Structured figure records

= = = = =

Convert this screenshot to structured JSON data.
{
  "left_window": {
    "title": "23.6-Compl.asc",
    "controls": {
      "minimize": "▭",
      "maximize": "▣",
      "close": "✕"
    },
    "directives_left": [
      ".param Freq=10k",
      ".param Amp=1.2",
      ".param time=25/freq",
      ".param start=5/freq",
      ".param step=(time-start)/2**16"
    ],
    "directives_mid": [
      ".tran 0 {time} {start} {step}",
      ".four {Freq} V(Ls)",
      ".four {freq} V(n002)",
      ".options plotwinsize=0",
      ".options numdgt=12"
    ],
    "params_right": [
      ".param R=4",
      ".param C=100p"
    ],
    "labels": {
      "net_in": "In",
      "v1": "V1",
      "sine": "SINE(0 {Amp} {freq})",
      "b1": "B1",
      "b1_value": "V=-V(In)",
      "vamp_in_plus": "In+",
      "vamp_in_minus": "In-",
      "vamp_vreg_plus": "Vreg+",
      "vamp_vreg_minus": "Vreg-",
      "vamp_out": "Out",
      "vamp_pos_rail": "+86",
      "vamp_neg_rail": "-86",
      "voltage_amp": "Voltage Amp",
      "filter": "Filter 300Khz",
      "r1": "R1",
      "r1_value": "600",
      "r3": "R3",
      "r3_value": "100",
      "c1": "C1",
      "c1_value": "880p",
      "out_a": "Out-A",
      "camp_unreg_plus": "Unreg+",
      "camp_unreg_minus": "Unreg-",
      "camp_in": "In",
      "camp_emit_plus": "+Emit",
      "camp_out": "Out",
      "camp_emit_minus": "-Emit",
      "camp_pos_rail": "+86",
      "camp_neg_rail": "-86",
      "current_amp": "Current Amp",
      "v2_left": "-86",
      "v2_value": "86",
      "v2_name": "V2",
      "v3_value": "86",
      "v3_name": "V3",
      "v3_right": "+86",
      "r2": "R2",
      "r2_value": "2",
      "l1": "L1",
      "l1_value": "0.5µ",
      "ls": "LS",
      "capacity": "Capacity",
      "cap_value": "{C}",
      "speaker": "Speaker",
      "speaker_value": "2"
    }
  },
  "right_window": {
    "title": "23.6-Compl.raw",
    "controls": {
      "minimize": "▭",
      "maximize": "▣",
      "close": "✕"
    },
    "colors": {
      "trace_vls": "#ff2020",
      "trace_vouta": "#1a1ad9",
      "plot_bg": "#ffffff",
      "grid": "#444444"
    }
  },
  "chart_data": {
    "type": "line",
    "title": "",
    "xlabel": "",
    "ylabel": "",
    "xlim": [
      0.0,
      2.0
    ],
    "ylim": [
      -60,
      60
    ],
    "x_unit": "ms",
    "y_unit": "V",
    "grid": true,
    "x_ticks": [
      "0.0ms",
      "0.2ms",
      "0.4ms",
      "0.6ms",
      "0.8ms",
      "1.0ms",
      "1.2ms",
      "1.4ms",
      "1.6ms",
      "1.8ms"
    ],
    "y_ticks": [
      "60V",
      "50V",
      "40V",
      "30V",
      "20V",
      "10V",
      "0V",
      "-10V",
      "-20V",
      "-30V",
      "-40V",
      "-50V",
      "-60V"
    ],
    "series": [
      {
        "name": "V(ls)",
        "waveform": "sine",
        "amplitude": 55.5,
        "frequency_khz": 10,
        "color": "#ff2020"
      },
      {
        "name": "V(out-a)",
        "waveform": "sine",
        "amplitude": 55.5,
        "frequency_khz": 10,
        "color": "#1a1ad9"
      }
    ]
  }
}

= = = = =

▸ Do this: Repeat every entry exactly as written above.

▸ Complete response:
Convert this screenshot to structured JSON data.
{
  "left_window": {
    "title": "23.6-Compl.asc",
    "controls": {
      "minimize": "▭",
      "maximize": "▣",
      "close": "✕"
    },
    "directives_left": [
      ".param Freq=10k",
      ".param Amp=1.2",
      ".param time=25/freq",
      ".param start=5/freq",
      ".param step=(time-start)/2**16"
    ],
    "directives_mid": [
      ".tran 0 {time} {start} {step}",
      ".four {Freq} V(Ls)",
      ".four {freq} V(n002)",
      ".options plotwinsize=0",
      ".options numdgt=12"
    ],
    "params_right": [
      ".param R=4",
      ".param C=100p"
    ],
    "labels": {
      "net_in": "In",
      "v1": "V1",
      "sine": "SINE(0 {Amp} {freq})",
      "b1": "B1",
      "b1_value": "V=-V(In)",
      "vamp_in_plus": "In+",
      "vamp_in_minus": "In-",
      "vamp_vreg_plus": "Vreg+",
      "vamp_vreg_minus": "Vreg-",
      "vamp_out": "Out",
      "vamp_pos_rail": "+86",
      "vamp_neg_rail": "-86",
      "voltage_amp": "Voltage Amp",
      "filter": "Filter 300Khz",
      "r1": "R1",
      "r1_value": "600",
      "r3": "R3",
      "r3_value": "100",
      "c1": "C1",
      "c1_value": "880p",
      "out_a": "Out-A",
      "camp_unreg_plus": "Unreg+",
      "camp_unreg_minus": "Unreg-",
      "camp_in": "In",
      "camp_emit_plus": "+Emit",
      "camp_out": "Out",
      "camp_emit_minus": "-Emit",
      "camp_pos_rail": "+86",
      "camp_neg_rail": "-86",
      "current_amp": "Current Amp",
      "v2_left": "-86",
      "v2_value": "86",
      "v2_name": "V2",
      "v3_value": "86",
      "v3_name": "V3",
      "v3_right": "+86",
      "r2": "R2",
      "r2_value": "2",
      "l1": "L1",
      "l1_value": "0.5µ",
      "ls": "LS",
      "capacity": "Capacity",
      "cap_value": "{C}",
      "speaker": "Speaker",
      "speaker_value": "2"
    }
  },
  "right_window": {
    "title": "23.6-Compl.raw",
    "controls": {
      "minimize": "▭",
      "maximize": "▣",
      "close": "✕"
    },
    "colors": {
      "trace_vls": "#ff2020",
      "trace_vouta": "#1a1ad9",
      "plot_bg": "#ffffff",
      "grid": "#444444"
    }
  },
  "chart_data": {
    "type": "line",
    "title": "",
    "xlabel": "",
    "ylabel": "",
    "xlim": [
      0.0,
      2.0
    ],
    "ylim": [
      -60,
      60
    ],
    "x_unit": "ms",
    "y_unit": "V",
    "grid": true,
    "x_ticks": [
      "0.0ms",
      "0.2ms",
      "0.4ms",
      "0.6ms",
      "0.8ms",
      "1.0ms",
      "1.2ms",
      "1.4ms",
      "1.6ms",
      "1.8ms"
    ],
    "y_ticks": [
      "60V",
      "50V",
      "40V",
      "30V",
      "20V",
      "10V",
      "0V",
      "-10V",
      "-20V",
      "-30V",
      "-40V",
      "-50V",
      "-60V"
    ],
    "series": [
      {
        "name": "V(ls)",
        "waveform": "sine",
        "amplitude": 55.5,
        "frequency_khz": 10,
        "color": "#ff2020"
      },
      {
        "name": "V(out-a)",
        "waveform": "sine",
        "amplitude": 55.5,
        "frequency_khz": 10,
        "color": "#1a1ad9"
      }
    ]
  }
}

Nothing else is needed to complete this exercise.